### [Dataset entries]
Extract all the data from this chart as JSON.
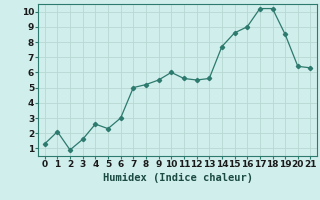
{
  "x": [
    0,
    1,
    2,
    3,
    4,
    5,
    6,
    7,
    8,
    9,
    10,
    11,
    12,
    13,
    14,
    15,
    16,
    17,
    18,
    19,
    20,
    21
  ],
  "y": [
    1.3,
    2.1,
    0.9,
    1.6,
    2.6,
    2.3,
    3.0,
    5.0,
    5.2,
    5.5,
    6.0,
    5.6,
    5.5,
    5.6,
    7.7,
    8.6,
    9.0,
    10.2,
    10.2,
    8.5,
    6.4,
    6.3
  ],
  "line_color": "#2d7a6e",
  "marker": "D",
  "marker_size": 2.2,
  "bg_color": "#d0eeeb",
  "grid_color": "#b8d8d4",
  "xlabel": "Humidex (Indice chaleur)",
  "xlabel_fontsize": 7.5,
  "tick_fontsize": 6.5,
  "xlim": [
    -0.5,
    21.5
  ],
  "ylim": [
    0.5,
    10.5
  ],
  "yticks": [
    1,
    2,
    3,
    4,
    5,
    6,
    7,
    8,
    9,
    10
  ],
  "xticks": [
    0,
    1,
    2,
    3,
    4,
    5,
    6,
    7,
    8,
    9,
    10,
    11,
    12,
    13,
    14,
    15,
    16,
    17,
    18,
    19,
    20,
    21
  ]
}
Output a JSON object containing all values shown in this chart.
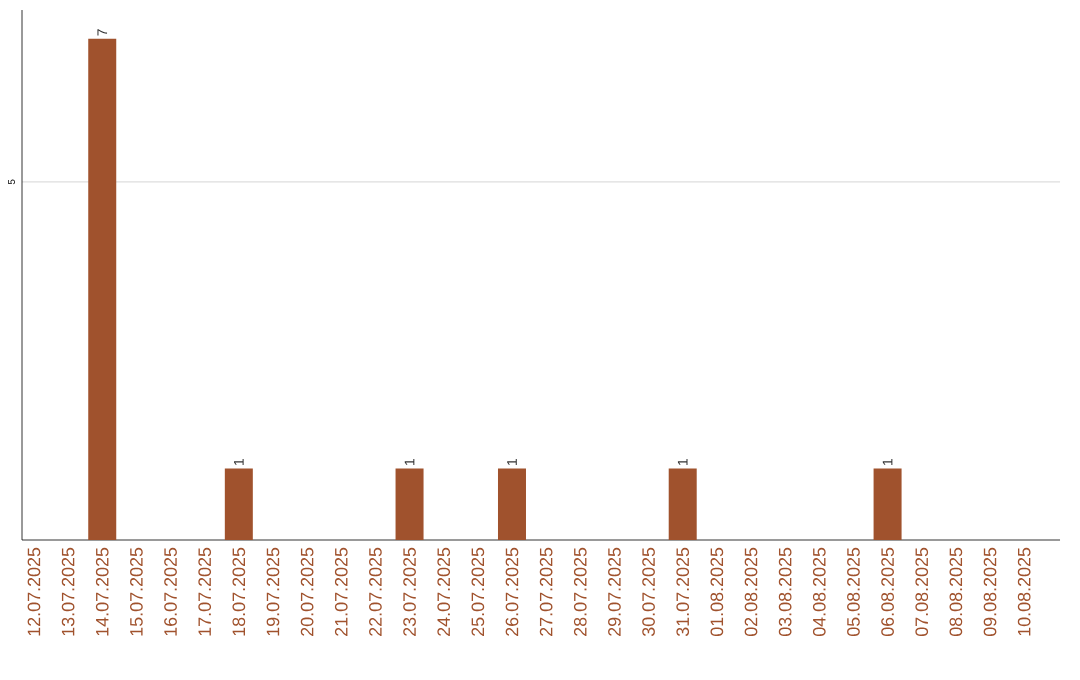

### [Required work]
Transcribe the whole listing exactly. Pictures stay out of your copy.

### [Response to this task]
Extract all the data from this chart as JSON.
{
  "x": [
    0,
    1,
    2,
    3,
    4,
    5,
    6,
    7,
    8,
    9,
    10,
    11,
    12,
    13,
    14,
    15,
    16,
    17,
    18,
    19,
    20,
    21
  ],
  "y": [
    1.3,
    2.1,
    0.9,
    1.6,
    2.6,
    2.3,
    3.0,
    5.0,
    5.2,
    5.5,
    6.0,
    5.6,
    5.5,
    5.6,
    7.7,
    8.6,
    9.0,
    10.2,
    10.2,
    8.5,
    6.4,
    6.3
  ],
  "line_color": "#2d7a6e",
  "marker": "D",
  "marker_size": 2.2,
  "bg_color": "#d0eeeb",
  "grid_color": "#b8d8d4",
  "xlabel": "Humidex (Indice chaleur)",
  "xlabel_fontsize": 7.5,
  "tick_fontsize": 6.5,
  "xlim": [
    -0.5,
    21.5
  ],
  "ylim": [
    0.5,
    10.5
  ],
  "yticks": [
    1,
    2,
    3,
    4,
    5,
    6,
    7,
    8,
    9,
    10
  ],
  "xticks": [
    0,
    1,
    2,
    3,
    4,
    5,
    6,
    7,
    8,
    9,
    10,
    11,
    12,
    13,
    14,
    15,
    16,
    17,
    18,
    19,
    20,
    21
  ]
}
Output a JSON object containing all values shown in this chart.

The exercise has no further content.